Short problem = All entries should be output exactly as they stand.

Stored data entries
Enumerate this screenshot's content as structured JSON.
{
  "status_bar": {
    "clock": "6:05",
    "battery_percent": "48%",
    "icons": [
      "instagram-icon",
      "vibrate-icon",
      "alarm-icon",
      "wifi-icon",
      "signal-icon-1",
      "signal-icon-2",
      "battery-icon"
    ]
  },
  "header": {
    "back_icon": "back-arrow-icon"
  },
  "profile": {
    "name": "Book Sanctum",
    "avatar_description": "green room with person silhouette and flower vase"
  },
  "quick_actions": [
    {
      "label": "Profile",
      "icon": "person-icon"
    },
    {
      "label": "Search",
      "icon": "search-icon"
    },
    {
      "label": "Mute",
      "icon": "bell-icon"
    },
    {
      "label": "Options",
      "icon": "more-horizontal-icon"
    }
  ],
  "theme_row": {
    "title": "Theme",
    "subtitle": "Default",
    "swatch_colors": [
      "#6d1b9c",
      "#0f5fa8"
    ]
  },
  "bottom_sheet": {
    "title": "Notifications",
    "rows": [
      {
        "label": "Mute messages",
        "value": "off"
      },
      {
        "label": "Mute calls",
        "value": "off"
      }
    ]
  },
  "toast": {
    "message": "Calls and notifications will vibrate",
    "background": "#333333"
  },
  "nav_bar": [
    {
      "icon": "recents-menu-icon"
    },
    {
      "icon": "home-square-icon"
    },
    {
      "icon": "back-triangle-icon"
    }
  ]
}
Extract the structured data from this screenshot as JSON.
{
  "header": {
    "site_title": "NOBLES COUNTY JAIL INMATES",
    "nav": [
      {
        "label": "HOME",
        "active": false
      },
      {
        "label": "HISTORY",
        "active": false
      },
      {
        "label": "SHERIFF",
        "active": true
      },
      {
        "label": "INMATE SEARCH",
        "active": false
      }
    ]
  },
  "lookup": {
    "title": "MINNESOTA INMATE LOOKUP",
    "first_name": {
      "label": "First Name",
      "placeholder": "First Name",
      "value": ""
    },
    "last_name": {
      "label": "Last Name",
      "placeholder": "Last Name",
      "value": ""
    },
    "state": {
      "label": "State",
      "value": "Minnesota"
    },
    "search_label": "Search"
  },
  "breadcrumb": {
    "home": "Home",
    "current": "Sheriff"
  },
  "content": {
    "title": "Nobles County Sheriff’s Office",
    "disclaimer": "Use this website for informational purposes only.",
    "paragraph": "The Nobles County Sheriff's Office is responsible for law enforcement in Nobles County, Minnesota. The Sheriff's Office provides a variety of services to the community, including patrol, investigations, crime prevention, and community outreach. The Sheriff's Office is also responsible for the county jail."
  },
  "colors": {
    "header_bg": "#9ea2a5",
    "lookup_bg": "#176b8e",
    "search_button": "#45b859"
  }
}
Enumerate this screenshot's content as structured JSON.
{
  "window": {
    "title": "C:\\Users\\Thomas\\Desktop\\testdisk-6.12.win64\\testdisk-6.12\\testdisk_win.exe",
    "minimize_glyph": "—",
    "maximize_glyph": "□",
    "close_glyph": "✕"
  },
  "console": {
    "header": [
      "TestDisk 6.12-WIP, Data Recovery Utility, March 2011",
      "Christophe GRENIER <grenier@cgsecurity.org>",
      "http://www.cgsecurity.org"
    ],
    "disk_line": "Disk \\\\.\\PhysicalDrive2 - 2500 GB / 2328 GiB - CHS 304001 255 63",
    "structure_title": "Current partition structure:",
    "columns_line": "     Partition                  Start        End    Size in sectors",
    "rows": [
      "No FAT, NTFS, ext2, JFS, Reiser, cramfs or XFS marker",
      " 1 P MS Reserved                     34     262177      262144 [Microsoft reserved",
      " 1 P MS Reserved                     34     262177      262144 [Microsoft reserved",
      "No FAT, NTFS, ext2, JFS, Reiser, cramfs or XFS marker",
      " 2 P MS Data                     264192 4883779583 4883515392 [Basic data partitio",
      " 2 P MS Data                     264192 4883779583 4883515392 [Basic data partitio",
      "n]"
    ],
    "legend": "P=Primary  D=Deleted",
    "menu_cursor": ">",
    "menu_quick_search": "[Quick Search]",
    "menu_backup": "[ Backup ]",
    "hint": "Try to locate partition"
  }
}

Task result =
Enumerate this screenshot's content as structured JSON.
{
  "status_bar": {
    "clock": "6:05",
    "battery_percent": "48%",
    "icons": [
      "instagram-icon",
      "vibrate-icon",
      "alarm-icon",
      "wifi-icon",
      "signal-icon-1",
      "signal-icon-2",
      "battery-icon"
    ]
  },
  "header": {
    "back_icon": "back-arrow-icon"
  },
  "profile": {
    "name": "Book Sanctum",
    "avatar_description": "green room with person silhouette and flower vase"
  },
  "quick_actions": [
    {
      "label": "Profile",
      "icon": "person-icon"
    },
    {
      "label": "Search",
      "icon": "search-icon"
    },
    {
      "label": "Mute",
      "icon": "bell-icon"
    },
    {
      "label": "Options",
      "icon": "more-horizontal-icon"
    }
  ],
  "theme_row": {
    "title": "Theme",
    "subtitle": "Default",
    "swatch_colors": [
      "#6d1b9c",
      "#0f5fa8"
    ]
  },
  "bottom_sheet": {
    "title": "Notifications",
    "rows": [
      {
        "label": "Mute messages",
        "value": "off"
      },
      {
        "label": "Mute calls",
        "value": "off"
      }
    ]
  },
  "toast": {
    "message": "Calls and notifications will vibrate",
    "background": "#333333"
  },
  "nav_bar": [
    {
      "icon": "recents-menu-icon"
    },
    {
      "icon": "home-square-icon"
    },
    {
      "icon": "back-triangle-icon"
    }
  ]
}
Extract the structured data from this screenshot as JSON.
{
  "header": {
    "site_title": "NOBLES COUNTY JAIL INMATES",
    "nav": [
      {
        "label": "HOME",
        "active": false
      },
      {
        "label": "HISTORY",
        "active": false
      },
      {
        "label": "SHERIFF",
        "active": true
      },
      {
        "label": "INMATE SEARCH",
        "active": false
      }
    ]
  },
  "lookup": {
    "title": "MINNESOTA INMATE LOOKUP",
    "first_name": {
      "label": "First Name",
      "placeholder": "First Name",
      "value": ""
    },
    "last_name": {
      "label": "Last Name",
      "placeholder": "Last Name",
      "value": ""
    },
    "state": {
      "label": "State",
      "value": "Minnesota"
    },
    "search_label": "Search"
  },
  "breadcrumb": {
    "home": "Home",
    "current": "Sheriff"
  },
  "content": {
    "title": "Nobles County Sheriff’s Office",
    "disclaimer": "Use this website for informational purposes only.",
    "paragraph": "The Nobles County Sheriff's Office is responsible for law enforcement in Nobles County, Minnesota. The Sheriff's Office provides a variety of services to the community, including patrol, investigations, crime prevention, and community outreach. The Sheriff's Office is also responsible for the county jail."
  },
  "colors": {
    "header_bg": "#9ea2a5",
    "lookup_bg": "#176b8e",
    "search_button": "#45b859"
  }
}
Enumerate this screenshot's content as structured JSON.
{
  "window": {
    "title": "C:\\Users\\Thomas\\Desktop\\testdisk-6.12.win64\\testdisk-6.12\\testdisk_win.exe",
    "minimize_glyph": "—",
    "maximize_glyph": "□",
    "close_glyph": "✕"
  },
  "console": {
    "header": [
      "TestDisk 6.12-WIP, Data Recovery Utility, March 2011",
      "Christophe GRENIER <grenier@cgsecurity.org>",
      "http://www.cgsecurity.org"
    ],
    "disk_line": "Disk \\\\.\\PhysicalDrive2 - 2500 GB / 2328 GiB - CHS 304001 255 63",
    "structure_title": "Current partition structure:",
    "columns_line": "     Partition                  Start        End    Size in sectors",
    "rows": [
      "No FAT, NTFS, ext2, JFS, Reiser, cramfs or XFS marker",
      " 1 P MS Reserved                     34     262177      262144 [Microsoft reserved",
      " 1 P MS Reserved                     34     262177      262144 [Microsoft reserved",
      "No FAT, NTFS, ext2, JFS, Reiser, cramfs or XFS marker",
      " 2 P MS Data                     264192 4883779583 4883515392 [Basic data partitio",
      " 2 P MS Data                     264192 4883779583 4883515392 [Basic data partitio",
      "n]"
    ],
    "legend": "P=Primary  D=Deleted",
    "menu_cursor": ">",
    "menu_quick_search": "[Quick Search]",
    "menu_backup": "[ Backup ]",
    "hint": "Try to locate partition"
  }
}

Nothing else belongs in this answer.